[Stored records]
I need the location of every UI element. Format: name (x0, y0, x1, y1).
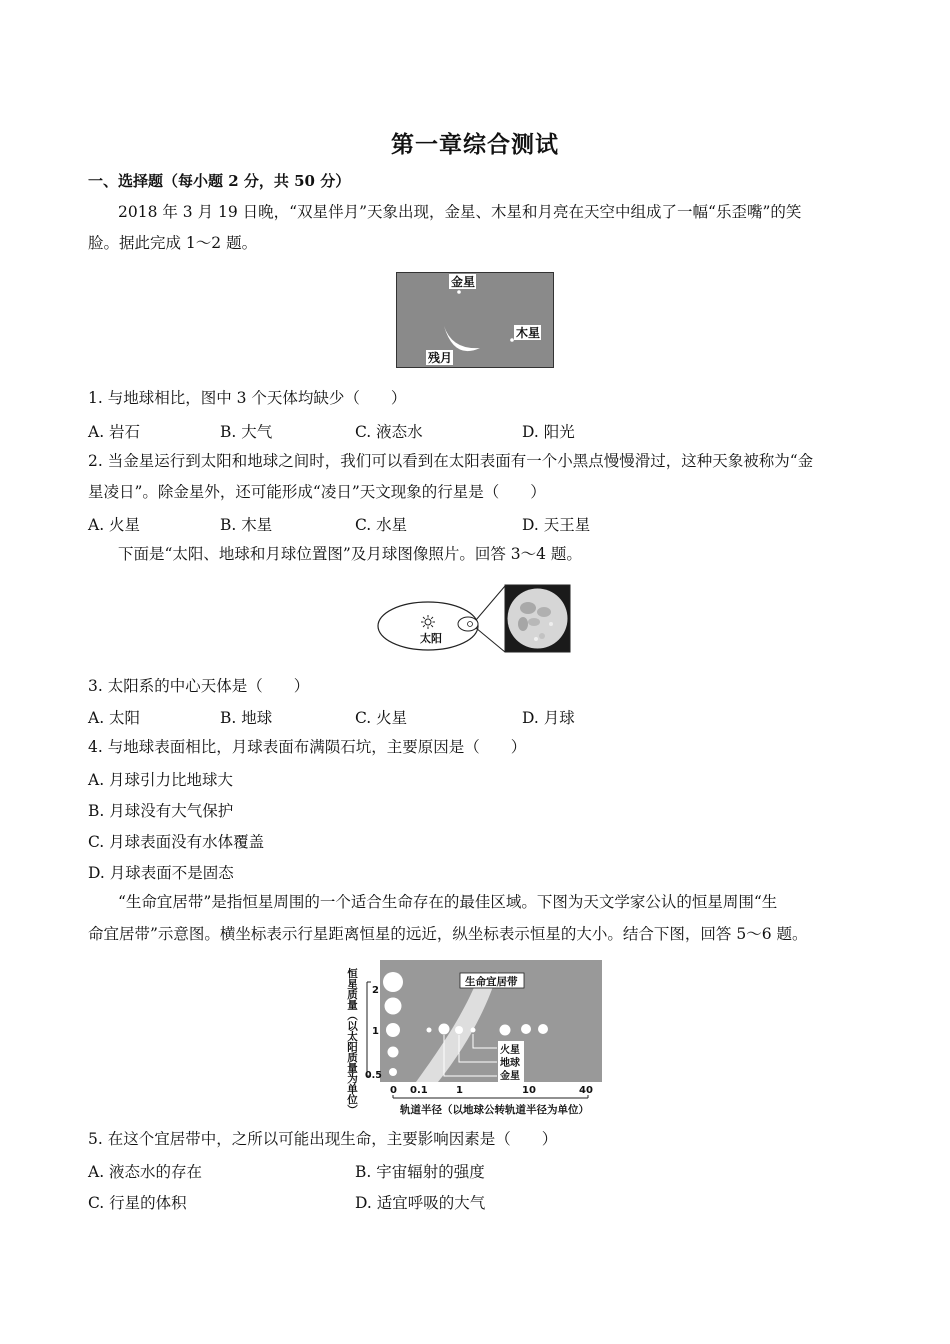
x-tick-0-1: 0.1 (410, 1085, 428, 1096)
question-1-option-b: B. 大气 (220, 423, 273, 441)
earth-dot (455, 1026, 463, 1034)
y-tick-0-5: 0.5 (365, 1070, 382, 1081)
x-tick-10: 10 (522, 1085, 536, 1096)
mars-label: 火星 (500, 1045, 520, 1056)
x-tick-40: 40 (579, 1085, 593, 1096)
question-5-option-a: A. 液态水的存在 (88, 1163, 203, 1181)
y-tick-1: 1 (372, 1026, 379, 1037)
svg-text:恒星质量（以太阳质量为单位）: 恒星质量（以太阳质量为单位） (346, 968, 358, 1115)
x-tick-1: 1 (456, 1085, 463, 1096)
star (388, 1047, 399, 1058)
question-2-stem-line-2: 星凌日”。除金星外，还可能形成“凌日”天文现象的行星是（ ） (88, 483, 546, 501)
intro-1-line-2: 脸。据此完成 1～2 题。 (88, 234, 258, 252)
venus-dot (439, 1024, 450, 1035)
star (386, 1023, 400, 1037)
intro-1-line-1: 2018 年 3 月 19 日晚，“双星伴月”天象出现，金星、木星和月亮在天空中组成了一幅“乐歪嘴”的笑 (118, 203, 802, 221)
question-5-option-d: D. 适宜呼吸的大气 (355, 1194, 486, 1212)
question-1-option-c: C. 液态水 (355, 423, 423, 441)
section-heading: 一、选择题（每小题 2 分，共 50 分） (88, 172, 351, 190)
question-4-stem: 4. 与地球表面相比，月球表面布满陨石坑，主要原因是（ ） (88, 738, 527, 756)
earth-dot (468, 622, 473, 627)
jupiter-label: 木星 (516, 326, 541, 340)
question-5-stem: 5. 在这个宜居带中，之所以可能出现生命，主要影响因素是（ ） (88, 1130, 558, 1148)
earth-label: 地球 (500, 1058, 520, 1069)
question-2-option-b: B. 木星 (220, 516, 273, 534)
intro-3-line-1: “生命宜居带”是指恒星周围的一个适合生命存在的最佳区域。下图为天文学家公认的恒星周围“生 (118, 893, 778, 911)
question-3-stem: 3. 太阳系的中心天体是（ ） (88, 677, 310, 695)
question-1-option-a: A. 岩石 (88, 423, 141, 441)
question-3-option-c: C. 火星 (355, 709, 408, 727)
question-1-stem: 1. 与地球相比，图中 3 个天体均缺少（ ） (88, 389, 407, 407)
zone-label: 生命宜居带 (465, 976, 518, 988)
planet-dot (427, 1028, 432, 1033)
planet-dot (500, 1025, 511, 1036)
habitable-zone-figure (338, 958, 608, 1120)
x-axis-label: 轨道半径（以地球公转轨道半径为单位） (400, 1104, 589, 1116)
moon-label: 残月 (428, 351, 453, 365)
y-axis-label (346, 967, 358, 1115)
question-2-option-a: A. 火星 (88, 516, 141, 534)
sky-figure (396, 272, 554, 368)
question-2-option-d: D. 天王星 (522, 516, 591, 534)
page-title: 第一章综合测试 (391, 131, 559, 158)
question-4-option-d: D. 月球表面不是固态 (88, 864, 234, 882)
sun-earth-moon-figure (376, 584, 572, 654)
question-3-option-b: B. 地球 (220, 709, 273, 727)
x-tick-0: 0 (390, 1085, 397, 1096)
question-3-option-d: D. 月球 (522, 709, 575, 727)
question-5-option-c: C. 行星的体积 (88, 1194, 187, 1212)
intro-3-line-2: 命宜居带”示意图。横坐标表示行星距离恒星的远近，纵坐标表示恒星的大小。结合下图，回答 5～6 题。 (88, 925, 808, 943)
sun-icon (421, 615, 435, 629)
question-1-option-d: D. 阳光 (522, 423, 575, 441)
sun-label: 太阳 (420, 632, 442, 645)
planet-dot (538, 1024, 548, 1034)
question-4-option-b: B. 月球没有大气保护 (88, 802, 234, 820)
y-tick-2: 2 (372, 985, 379, 996)
question-3-option-a: A. 太阳 (88, 709, 141, 727)
star (385, 998, 402, 1015)
jupiter-dot (510, 338, 514, 342)
question-2-option-c: C. 水星 (355, 516, 408, 534)
question-4-option-a: A. 月球引力比地球大 (88, 771, 234, 789)
mars-dot (471, 1028, 476, 1033)
star-small (389, 1068, 397, 1076)
intro-2: 下面是“太阳、地球和月球位置图”及月球图像照片。回答 3～4 题。 (118, 545, 582, 563)
venus-dot (457, 290, 461, 294)
venus-label: 金星 (451, 275, 476, 289)
star-large (383, 972, 403, 992)
question-4-option-c: C. 月球表面没有水体覆盖 (88, 833, 265, 851)
venus-label: 金星 (500, 1071, 520, 1082)
planet-dot (521, 1024, 531, 1034)
question-5-option-b: B. 宇宙辐射的强度 (355, 1163, 485, 1181)
question-2-stem-line-1: 2. 当金星运行到太阳和地球之间时，我们可以看到在太阳表面有一个小黑点慢慢滑过，这种天象被称为“金 (88, 452, 814, 470)
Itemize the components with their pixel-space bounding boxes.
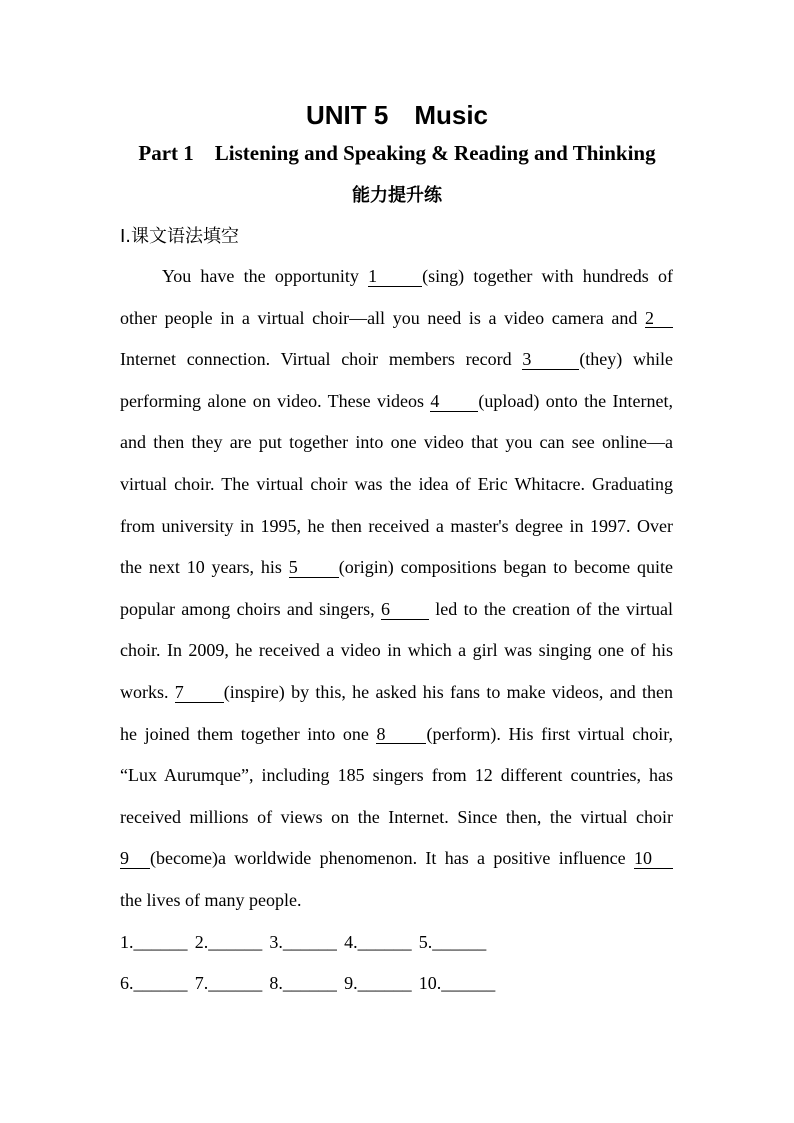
passage-text: he joined them together into one (120, 723, 377, 744)
passage-line (120, 547, 673, 589)
passage-line (120, 381, 673, 423)
answer-slot-4: 4.______ (344, 931, 412, 952)
passage-line (120, 589, 673, 631)
passage-line (120, 339, 673, 381)
passage-text: (sing) together with hundreds of (422, 266, 673, 286)
blank-1: 1 (368, 267, 422, 287)
passage-text: (become)a worldwide phenomenon. It has a positive influence (150, 848, 634, 869)
blank-10: 10 (634, 849, 673, 869)
blank-6: 6 (381, 600, 429, 620)
passage-text: led to the creation of the virtual (428, 598, 673, 619)
passage-line (120, 256, 673, 298)
passage-text: (they) while (579, 349, 674, 370)
passage-line (120, 630, 673, 672)
answer-slot-2: 2.______ (194, 931, 263, 952)
passage-text: (inspire) by this, he asked his fans to make videos, and then (223, 681, 673, 702)
passage-text: choir. In 2009, he received a video in which a girl was singing one of his (120, 640, 673, 661)
level-title: 能力提升练 (352, 185, 442, 206)
blank-5: 5 (289, 558, 339, 578)
answer-slot-3: 3.______ (269, 931, 337, 952)
passage-text: You have the opportunity (162, 266, 369, 286)
passage-text: the lives of many people. (120, 889, 302, 910)
passage-line (120, 422, 673, 464)
answer-slot-1: 1.______ (120, 931, 188, 952)
unit-title: UNIT 5 Music (305, 100, 489, 130)
passage-text: virtual choir. The virtual choir was the idea of Eric Whitacre. Graduating (120, 473, 673, 494)
passage-line (120, 880, 673, 922)
passage-text: works. (120, 681, 175, 702)
cloze-passage (120, 256, 673, 1005)
section-heading: Ⅰ.课文语法填空 (120, 226, 240, 247)
passage-text: received millions of views on the Internet. Since then, the virtual choir (120, 806, 673, 827)
answer-row (120, 922, 673, 964)
blank-3: 3 (522, 350, 579, 370)
blank-9: 9 (120, 849, 150, 869)
passage-text: the next 10 years, his (120, 557, 289, 578)
passage-text: popular among choirs and singers, (120, 598, 381, 619)
passage-text: other people in a virtual choir—all you need is a video camera and (120, 307, 645, 328)
answer-slot-10: 10.______ (418, 973, 496, 994)
answer-slot-6: 6.______ (120, 973, 188, 994)
passage-line (120, 506, 673, 548)
answer-slot-8: 8.______ (269, 973, 337, 994)
passage-text: (perform). His first virtual choir, (426, 723, 674, 744)
passage-text: performing alone on video. These videos (120, 390, 431, 411)
passage-line (120, 464, 673, 506)
answer-slot-7: 7.______ (194, 973, 263, 994)
passage-text: (upload) onto the Internet, (478, 390, 673, 411)
passage-line (120, 714, 673, 756)
passage-text: “Lux Aurumque”, including 185 singers from 12 different countries, has (120, 765, 673, 786)
blank-2: 2 (645, 309, 673, 329)
passage-text: Internet connection. Virtual choir members record (120, 349, 523, 370)
answer-row (120, 963, 673, 1005)
passage-text: (origin) compositions began to become quite (338, 557, 673, 578)
blank-7: 7 (175, 683, 224, 703)
passage-line (120, 672, 673, 714)
passage-text: and then they are put together into one video that you can see online—a (120, 432, 673, 453)
answer-slot-9: 9.______ (344, 973, 412, 994)
blank-4: 4 (430, 392, 478, 412)
passage-line (120, 298, 673, 340)
blank-8: 8 (376, 725, 426, 745)
answer-slot-5: 5.______ (418, 931, 487, 952)
passage-line (120, 797, 673, 839)
passage-line (120, 838, 673, 880)
passage-text: from university in 1995, he then received a master's degree in 1997. Over (120, 515, 673, 536)
passage-line (120, 755, 673, 797)
part-title: Part 1 Listening and Speaking & Reading and Thinking (138, 141, 656, 165)
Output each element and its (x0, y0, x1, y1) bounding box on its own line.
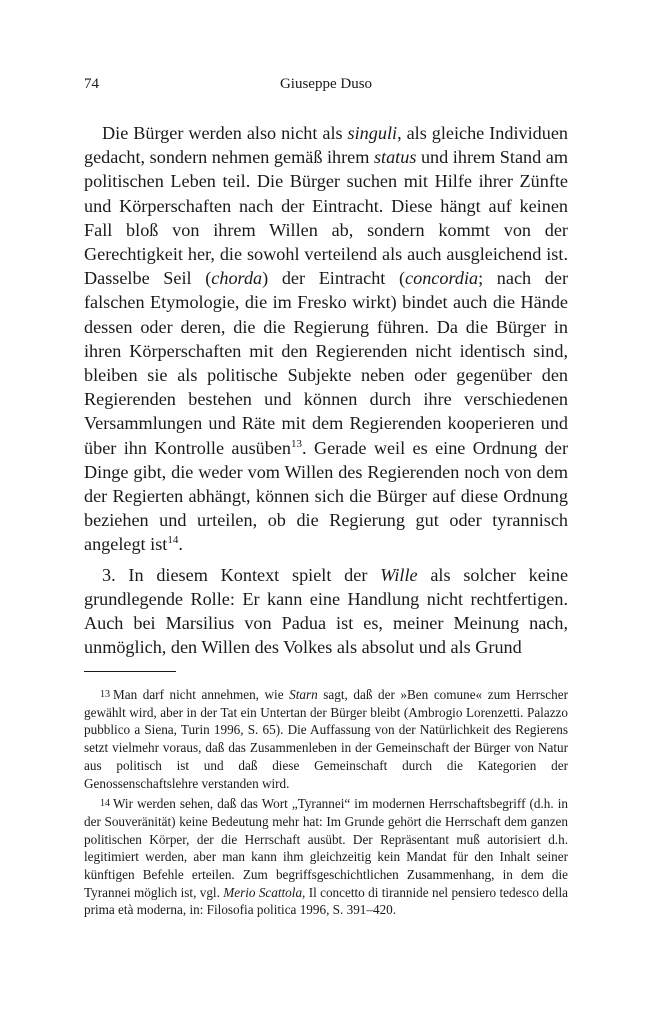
footnote-14 (84, 795, 568, 919)
footnote-13 (84, 686, 568, 792)
italic-term: concordia (405, 268, 479, 289)
text-run: sagt, daß der »Ben comune« zum Herrscher gewählt wird, aber in der Tat ein Untertan der Bürger bleibt (Ambrogio Lorenzetti. Palazzo pubblico a Siena, Turin 1996, S. 65). Die Auffassung von der Natürlichkeit des Regierens setzt vielmehr voraus, daß das Zusammenleben in der Gemeinschaft der Bürger von Natur aus politisch ist und daß diese Gemeinschaft durch die Kategorien der Genossenschaftslehre verstanden wird. (84, 687, 568, 791)
italic-term: Starn (289, 687, 318, 702)
text-run: , als gleiche Individuen gedacht, sondern nehmen gemäß ihrem (84, 123, 568, 168)
text-run: . Gerade weil es eine Ordnung der Dinge gibt, die weder vom Willen des Regierenden noch von dem der Regierten abhängt, können sich die Bürger auf diese Ordnung beziehen und urteilen, ob die Regierung gut oder tyrannisch angelegt ist (84, 437, 569, 555)
italic-term: chorda (211, 268, 263, 289)
text-run: , Il concetto di tirannide nel pensiero tedesco della prima età moderna, in: Filosofia politica 1996, S. 391–420. (84, 884, 569, 918)
italic-term: Merio Scattola (223, 884, 303, 900)
paragraph-1 (84, 121, 568, 557)
text-run: Wir werden sehen, daß das Wort „Tyrannei“ im modernen Herrschaftsbegriff (d.h. in der Souveränität) keine Bedeutung mehr hat: Im Grunde gehört die Herrschaft dem ganzen politischen Körper, der die Herrschaft ausübt. Der Repräsentant muß autorisiert d.h. legitimiert werden, aber man kann ihm gleichzeitig kein Mandat für den Inhalt seiner künftigen Befehle erteilen. Zum begriffsgeschichtlichen Zusammenhang, in dem die Tyrannei möglich ist, vgl. (84, 796, 568, 900)
paragraph-2 (84, 563, 568, 660)
text-run: und ihrem Stand am politischen Leben teil. Die Bürger suchen mit Hilfe ihrer Zünfte und Körperschaften nach der Eintracht. Diese hängt auf keinen Fall bloß von ihrem Willen ab, sondern kommt von der Gerechtigkeit her, die sowohl verteilend als auch ausgleichend ist. Dasselbe Seil ( (84, 147, 568, 289)
footnote-ref-13[interactable]: 13 (291, 437, 303, 450)
running-title: Giuseppe Duso (279, 76, 373, 92)
italic-term: Wille (380, 564, 418, 585)
text-run: 3. In diesem Kontext spielt der (102, 564, 381, 585)
italic-term: singuli (347, 123, 398, 143)
italic-term: status (373, 147, 417, 168)
page-number: 74 (84, 76, 99, 92)
text-run: . (178, 534, 183, 555)
text-run: Die Bürger werden also nicht als (102, 123, 348, 143)
text-run: ; nach der falschen Etymologie, die im Fresko wirkt) bindet auch die Hände dessen oder deren, die die Regierung führen. Da die Bürger in ihren Körperschaften mit den Regierenden nicht identisch sind, bleiben sie als politische Subjekte neben oder gegenüber den Regierenden bestehen und können durch ihre verschiedenen Versammlungen und Räte mit dem Regierenden kooperieren und über ihn Kontrolle ausüben (84, 268, 569, 458)
footnote-number: 14 (100, 798, 110, 810)
text-run: Man darf nicht annehmen, wie (113, 687, 290, 702)
main-text (84, 121, 568, 659)
text-run: ) der Eintracht ( (262, 268, 406, 289)
footnote-number: 13 (100, 689, 110, 700)
footnote-separator (84, 671, 176, 672)
footnotes (84, 686, 568, 919)
page-header (84, 76, 568, 100)
footnote-ref-14[interactable]: 14 (167, 534, 179, 547)
text-run: als solcher keine grundlegende Rolle: Er kann eine Handlung nicht rechtfertigen. Auch bei Marsilius von Padua ist es, meiner Meinung nach, unmöglich, den Willen des Volkes als absolut und als Grund (84, 564, 569, 658)
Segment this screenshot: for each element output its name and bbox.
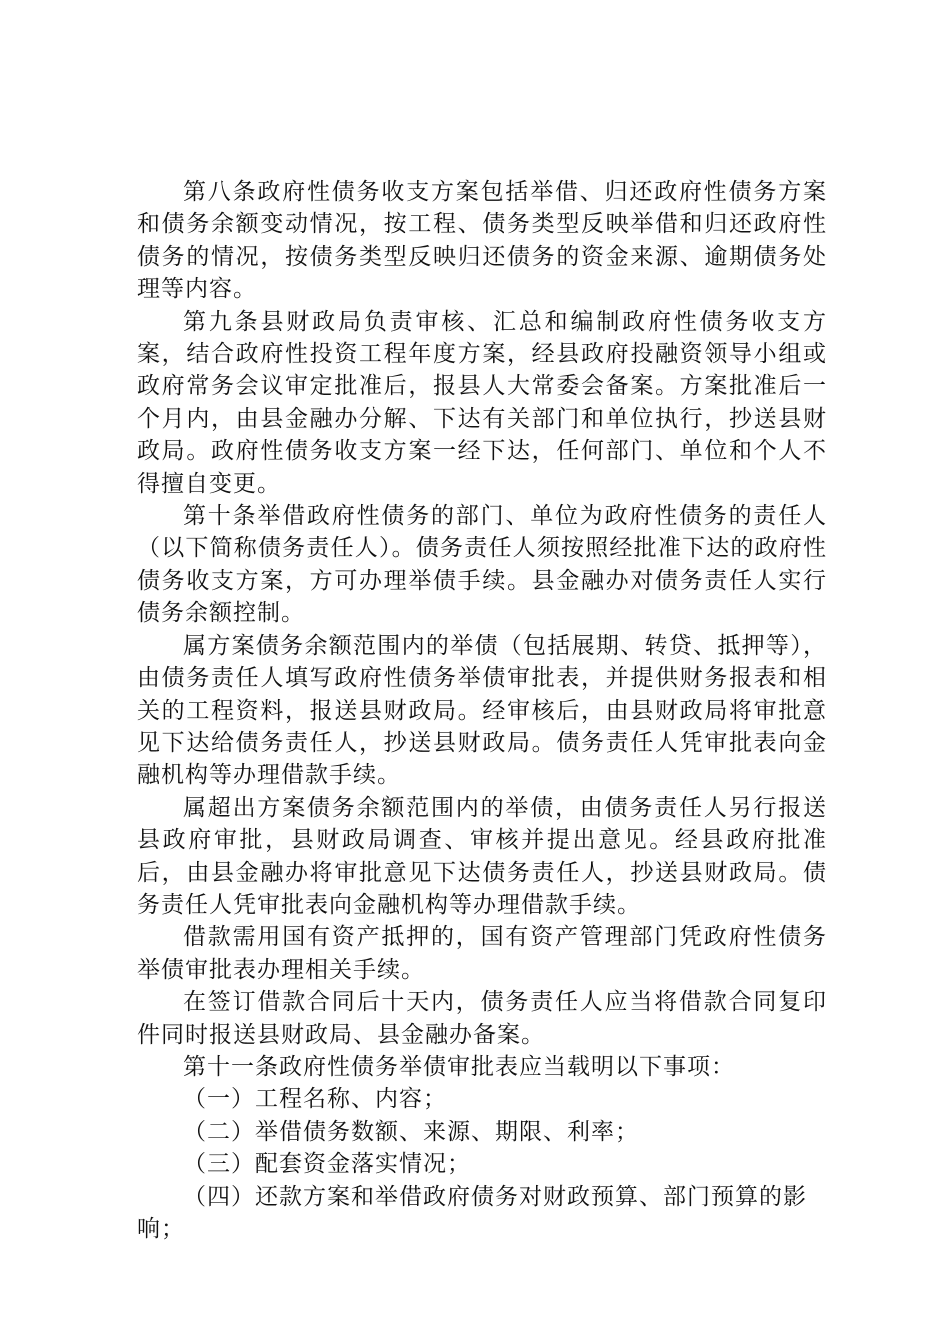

> EXERCISE DETAILS:
Repeat the lines from the one containing "footnote-14 (84, 795, 568, 919)" through the one containing "italic-term: concordia (405, 268, 479, 289)", both included, with no changes.

> ANSWER TO THIS EXERCISE:
footnote-14 (84, 795, 568, 919)
footnote-13 (84, 686, 568, 792)
italic-term: concordia (405, 268, 479, 289)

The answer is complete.